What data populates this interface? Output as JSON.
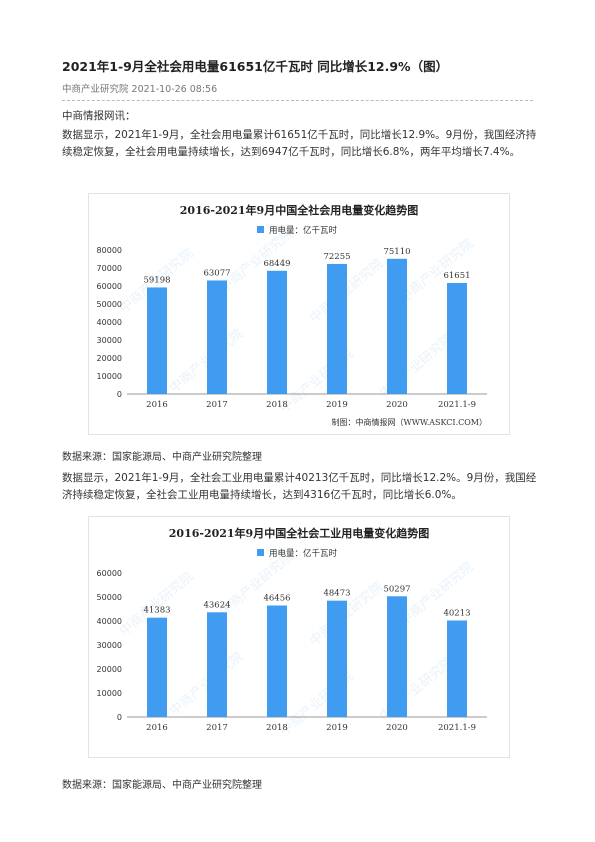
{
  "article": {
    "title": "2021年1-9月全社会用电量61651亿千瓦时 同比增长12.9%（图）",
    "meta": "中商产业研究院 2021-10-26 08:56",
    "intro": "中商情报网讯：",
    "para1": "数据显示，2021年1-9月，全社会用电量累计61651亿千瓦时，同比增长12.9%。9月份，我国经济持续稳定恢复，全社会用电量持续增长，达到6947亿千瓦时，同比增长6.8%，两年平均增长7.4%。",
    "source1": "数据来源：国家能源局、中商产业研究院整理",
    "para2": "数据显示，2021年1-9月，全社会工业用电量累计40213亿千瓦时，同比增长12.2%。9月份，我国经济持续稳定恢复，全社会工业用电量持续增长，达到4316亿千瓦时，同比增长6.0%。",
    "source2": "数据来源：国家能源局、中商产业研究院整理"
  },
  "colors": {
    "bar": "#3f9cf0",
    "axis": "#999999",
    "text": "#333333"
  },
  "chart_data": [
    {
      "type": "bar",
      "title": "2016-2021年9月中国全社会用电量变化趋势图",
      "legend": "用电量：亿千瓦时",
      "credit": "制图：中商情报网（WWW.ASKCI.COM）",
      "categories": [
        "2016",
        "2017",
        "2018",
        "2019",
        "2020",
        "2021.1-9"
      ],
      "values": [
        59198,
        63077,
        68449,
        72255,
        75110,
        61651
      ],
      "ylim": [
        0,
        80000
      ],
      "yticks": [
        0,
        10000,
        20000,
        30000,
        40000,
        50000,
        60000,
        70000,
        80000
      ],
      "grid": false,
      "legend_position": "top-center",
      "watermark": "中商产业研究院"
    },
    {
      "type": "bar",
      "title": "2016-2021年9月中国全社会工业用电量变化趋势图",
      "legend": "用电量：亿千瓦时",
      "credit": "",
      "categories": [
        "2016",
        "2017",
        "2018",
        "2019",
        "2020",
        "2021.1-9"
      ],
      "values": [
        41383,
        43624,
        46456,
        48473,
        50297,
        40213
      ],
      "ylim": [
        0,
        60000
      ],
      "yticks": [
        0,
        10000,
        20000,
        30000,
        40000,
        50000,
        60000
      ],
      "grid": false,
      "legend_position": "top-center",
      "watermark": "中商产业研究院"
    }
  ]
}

════

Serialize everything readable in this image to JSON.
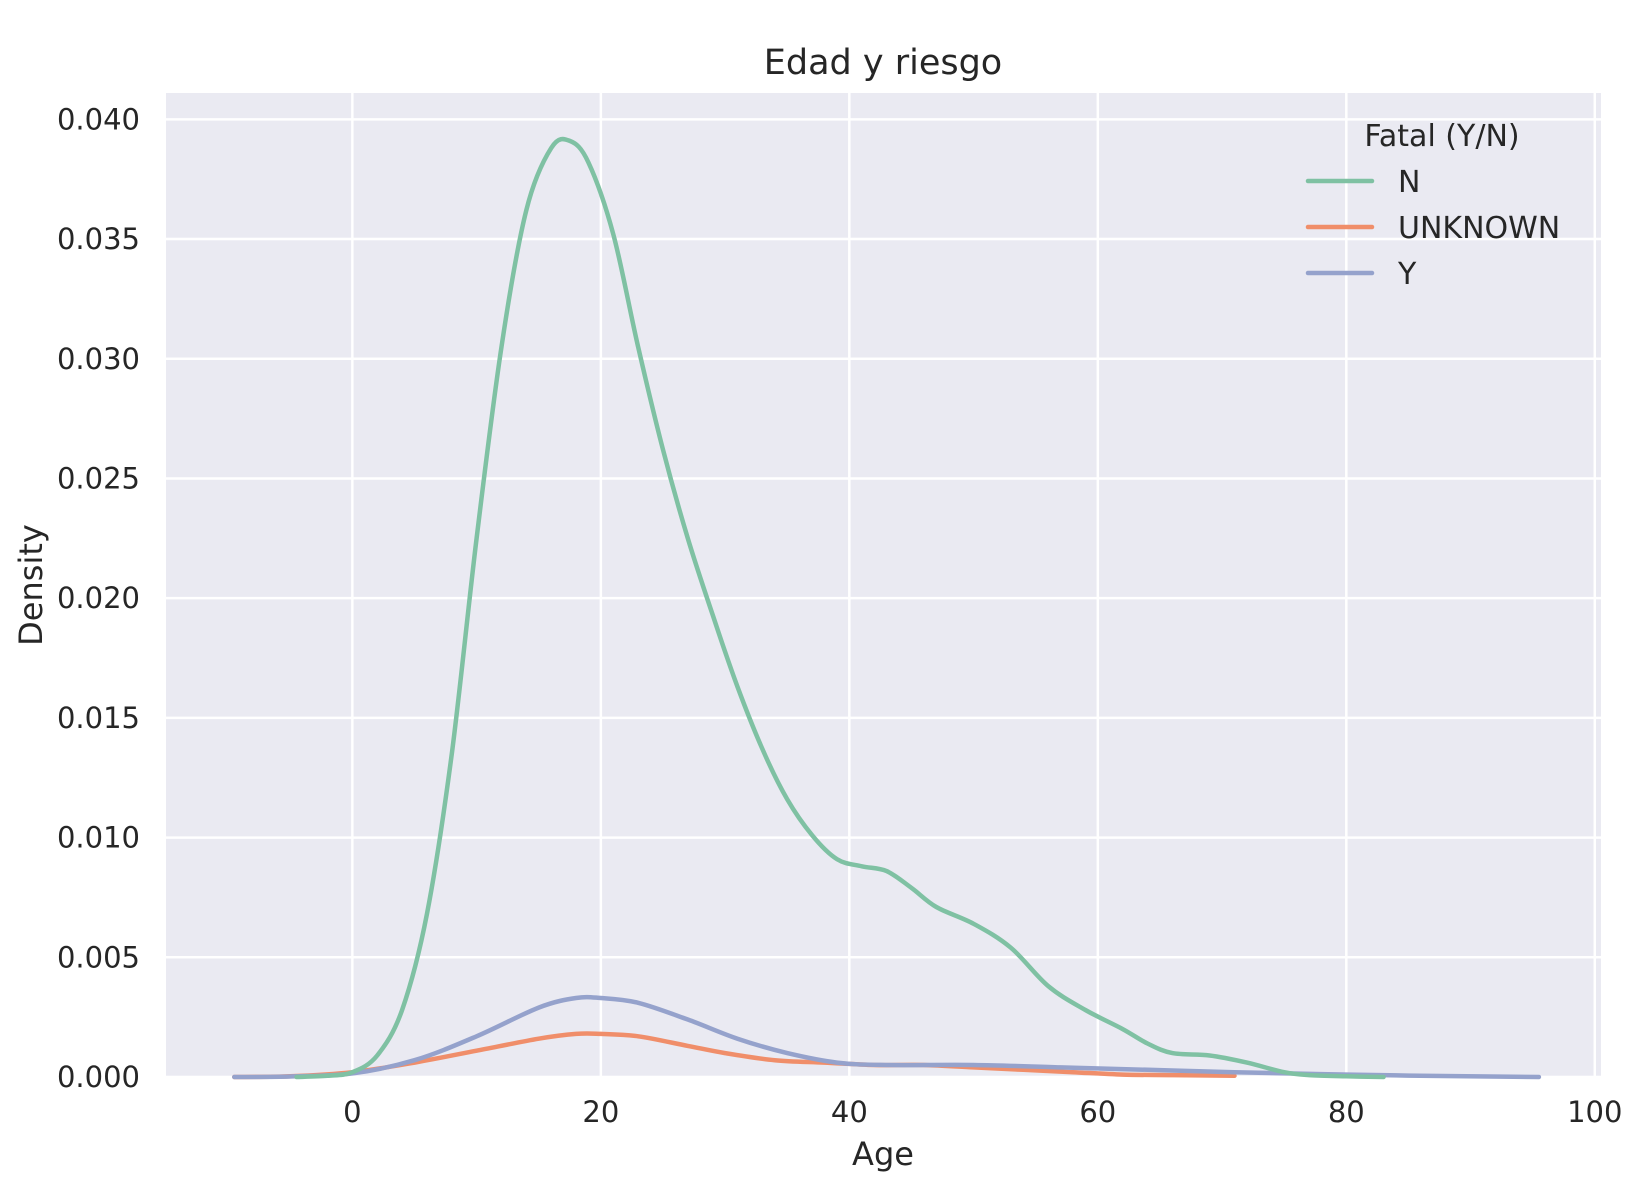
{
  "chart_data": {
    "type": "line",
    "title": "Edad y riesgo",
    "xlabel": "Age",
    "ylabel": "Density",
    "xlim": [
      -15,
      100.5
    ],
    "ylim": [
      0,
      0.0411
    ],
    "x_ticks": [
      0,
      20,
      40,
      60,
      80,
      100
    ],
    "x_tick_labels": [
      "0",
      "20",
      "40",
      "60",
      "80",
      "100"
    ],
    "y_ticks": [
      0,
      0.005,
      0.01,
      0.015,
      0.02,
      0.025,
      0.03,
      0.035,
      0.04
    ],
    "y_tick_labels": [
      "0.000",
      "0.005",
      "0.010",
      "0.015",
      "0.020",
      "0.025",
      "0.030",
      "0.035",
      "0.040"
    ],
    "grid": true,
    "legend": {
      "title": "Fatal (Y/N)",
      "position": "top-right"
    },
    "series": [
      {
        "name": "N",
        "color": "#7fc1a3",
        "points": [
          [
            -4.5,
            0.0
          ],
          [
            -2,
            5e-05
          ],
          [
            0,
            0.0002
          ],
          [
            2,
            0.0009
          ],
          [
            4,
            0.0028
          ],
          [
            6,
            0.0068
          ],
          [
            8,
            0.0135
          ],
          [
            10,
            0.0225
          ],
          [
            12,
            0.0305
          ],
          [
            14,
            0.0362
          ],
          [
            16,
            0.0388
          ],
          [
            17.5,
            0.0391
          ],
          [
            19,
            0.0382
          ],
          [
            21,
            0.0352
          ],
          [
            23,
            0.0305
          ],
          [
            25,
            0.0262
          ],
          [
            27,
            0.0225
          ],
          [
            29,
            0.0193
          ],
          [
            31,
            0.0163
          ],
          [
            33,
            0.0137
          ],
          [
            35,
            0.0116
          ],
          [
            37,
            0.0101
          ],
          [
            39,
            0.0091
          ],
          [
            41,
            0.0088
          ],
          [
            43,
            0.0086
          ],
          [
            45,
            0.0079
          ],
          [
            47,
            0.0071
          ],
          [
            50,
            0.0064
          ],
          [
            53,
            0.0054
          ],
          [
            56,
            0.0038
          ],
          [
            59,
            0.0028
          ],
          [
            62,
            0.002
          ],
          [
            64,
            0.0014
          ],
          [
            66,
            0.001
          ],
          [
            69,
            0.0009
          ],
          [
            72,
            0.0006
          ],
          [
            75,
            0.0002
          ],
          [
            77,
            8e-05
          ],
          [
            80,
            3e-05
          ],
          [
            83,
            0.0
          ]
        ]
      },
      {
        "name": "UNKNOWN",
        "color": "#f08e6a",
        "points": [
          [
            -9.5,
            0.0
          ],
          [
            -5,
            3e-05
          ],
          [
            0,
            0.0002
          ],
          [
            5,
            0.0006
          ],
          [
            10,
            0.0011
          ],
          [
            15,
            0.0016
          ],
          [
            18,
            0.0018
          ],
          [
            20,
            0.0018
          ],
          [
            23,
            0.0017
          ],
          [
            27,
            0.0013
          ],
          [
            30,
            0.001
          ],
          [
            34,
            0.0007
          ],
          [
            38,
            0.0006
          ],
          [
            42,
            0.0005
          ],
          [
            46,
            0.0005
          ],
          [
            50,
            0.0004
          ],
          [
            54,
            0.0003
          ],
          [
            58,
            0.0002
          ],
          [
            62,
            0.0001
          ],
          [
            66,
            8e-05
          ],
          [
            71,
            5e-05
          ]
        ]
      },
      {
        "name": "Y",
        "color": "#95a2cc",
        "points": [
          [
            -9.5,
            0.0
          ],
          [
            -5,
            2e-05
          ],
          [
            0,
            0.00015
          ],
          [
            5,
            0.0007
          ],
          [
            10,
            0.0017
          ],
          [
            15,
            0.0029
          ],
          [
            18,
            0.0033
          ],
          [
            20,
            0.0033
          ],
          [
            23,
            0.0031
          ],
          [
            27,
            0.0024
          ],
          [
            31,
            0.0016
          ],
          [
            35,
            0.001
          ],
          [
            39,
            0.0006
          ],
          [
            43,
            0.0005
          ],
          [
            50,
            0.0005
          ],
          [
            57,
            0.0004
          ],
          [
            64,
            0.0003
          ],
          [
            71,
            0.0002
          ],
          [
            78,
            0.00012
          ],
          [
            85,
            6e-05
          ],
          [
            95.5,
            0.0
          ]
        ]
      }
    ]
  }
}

════

### TASK PROMPT
Where a line of the data holds "JSON", show that line.

### EXERCISE SOLUTION
What data populates this interface? Output as JSON.
Serialize everything readable in this image to JSON.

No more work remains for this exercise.